* **Task goal**
Please report every line from the material that contains the word "content".

* **Exercise inputs**
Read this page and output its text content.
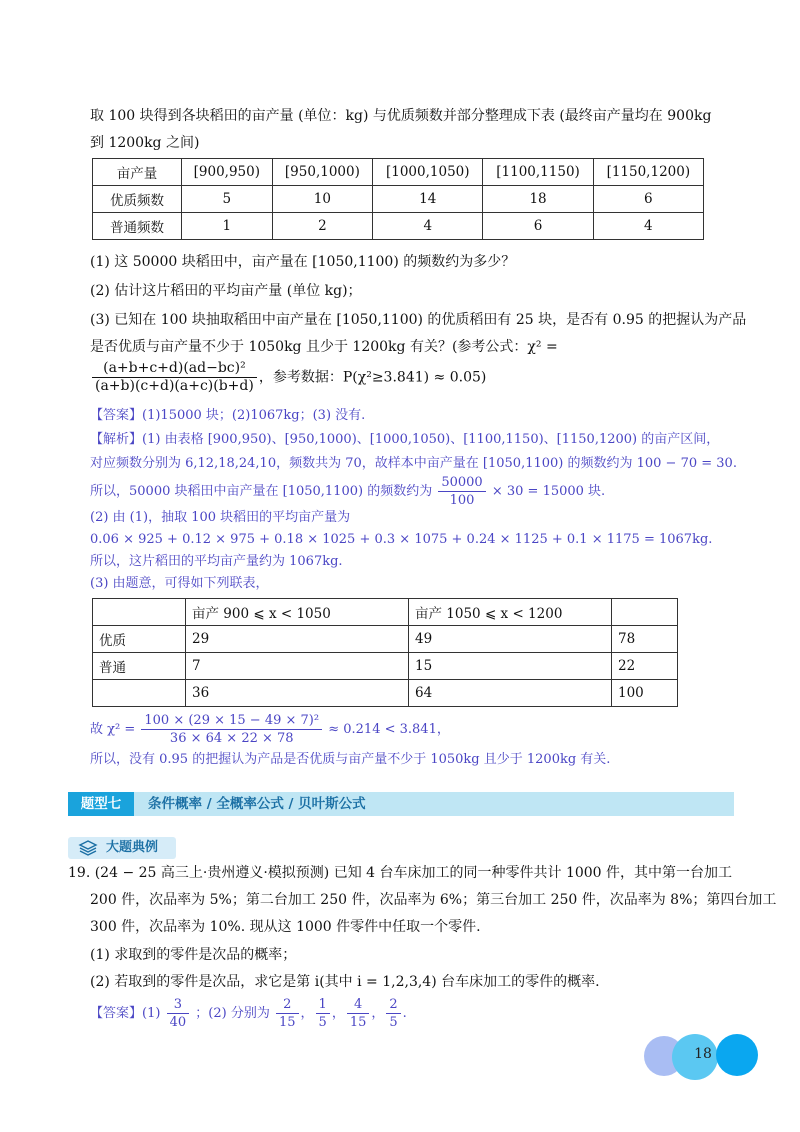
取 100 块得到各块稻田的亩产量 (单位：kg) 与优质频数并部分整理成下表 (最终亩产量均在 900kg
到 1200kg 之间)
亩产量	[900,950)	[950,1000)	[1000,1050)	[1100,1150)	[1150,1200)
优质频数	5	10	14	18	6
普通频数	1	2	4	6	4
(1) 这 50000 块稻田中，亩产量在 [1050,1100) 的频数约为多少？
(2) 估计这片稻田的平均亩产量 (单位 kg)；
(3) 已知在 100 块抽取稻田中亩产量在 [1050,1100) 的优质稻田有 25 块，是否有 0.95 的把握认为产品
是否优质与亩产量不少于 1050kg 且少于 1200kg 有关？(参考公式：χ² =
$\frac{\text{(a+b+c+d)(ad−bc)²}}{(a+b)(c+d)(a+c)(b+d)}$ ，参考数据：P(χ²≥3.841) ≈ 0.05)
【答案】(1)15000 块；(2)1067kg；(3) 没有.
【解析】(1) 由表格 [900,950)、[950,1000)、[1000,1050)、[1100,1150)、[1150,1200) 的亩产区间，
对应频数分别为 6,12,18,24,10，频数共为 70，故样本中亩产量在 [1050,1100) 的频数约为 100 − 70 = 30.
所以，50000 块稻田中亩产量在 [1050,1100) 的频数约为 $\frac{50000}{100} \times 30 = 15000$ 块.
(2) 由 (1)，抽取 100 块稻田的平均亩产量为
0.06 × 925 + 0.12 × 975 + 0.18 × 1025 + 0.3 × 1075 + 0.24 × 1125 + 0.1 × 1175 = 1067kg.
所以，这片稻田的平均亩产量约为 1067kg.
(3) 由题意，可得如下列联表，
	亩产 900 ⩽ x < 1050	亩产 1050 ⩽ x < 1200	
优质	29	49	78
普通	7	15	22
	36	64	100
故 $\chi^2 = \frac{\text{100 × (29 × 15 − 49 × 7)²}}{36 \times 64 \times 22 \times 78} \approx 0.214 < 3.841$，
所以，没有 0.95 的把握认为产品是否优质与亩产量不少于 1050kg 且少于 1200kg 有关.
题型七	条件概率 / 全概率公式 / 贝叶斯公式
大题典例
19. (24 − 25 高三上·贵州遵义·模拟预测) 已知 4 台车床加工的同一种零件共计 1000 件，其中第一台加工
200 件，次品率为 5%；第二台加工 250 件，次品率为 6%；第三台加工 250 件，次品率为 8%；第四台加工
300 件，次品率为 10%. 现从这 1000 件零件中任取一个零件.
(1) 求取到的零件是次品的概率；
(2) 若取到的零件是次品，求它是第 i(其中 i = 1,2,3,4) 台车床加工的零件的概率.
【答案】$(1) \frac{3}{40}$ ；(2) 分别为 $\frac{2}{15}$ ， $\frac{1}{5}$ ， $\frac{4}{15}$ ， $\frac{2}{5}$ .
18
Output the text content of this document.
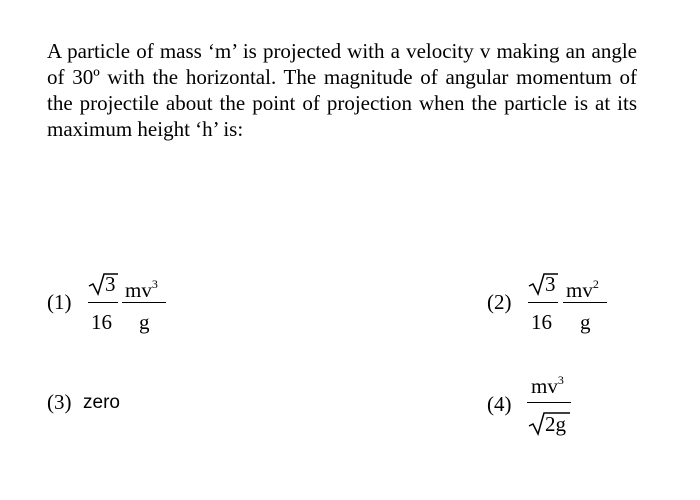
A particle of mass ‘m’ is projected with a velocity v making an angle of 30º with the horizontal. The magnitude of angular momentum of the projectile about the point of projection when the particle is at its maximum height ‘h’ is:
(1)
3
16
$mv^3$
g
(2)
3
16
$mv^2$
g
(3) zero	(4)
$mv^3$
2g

* **Output for this exercise**
Read this page and output its text content.
Output the text content of this document.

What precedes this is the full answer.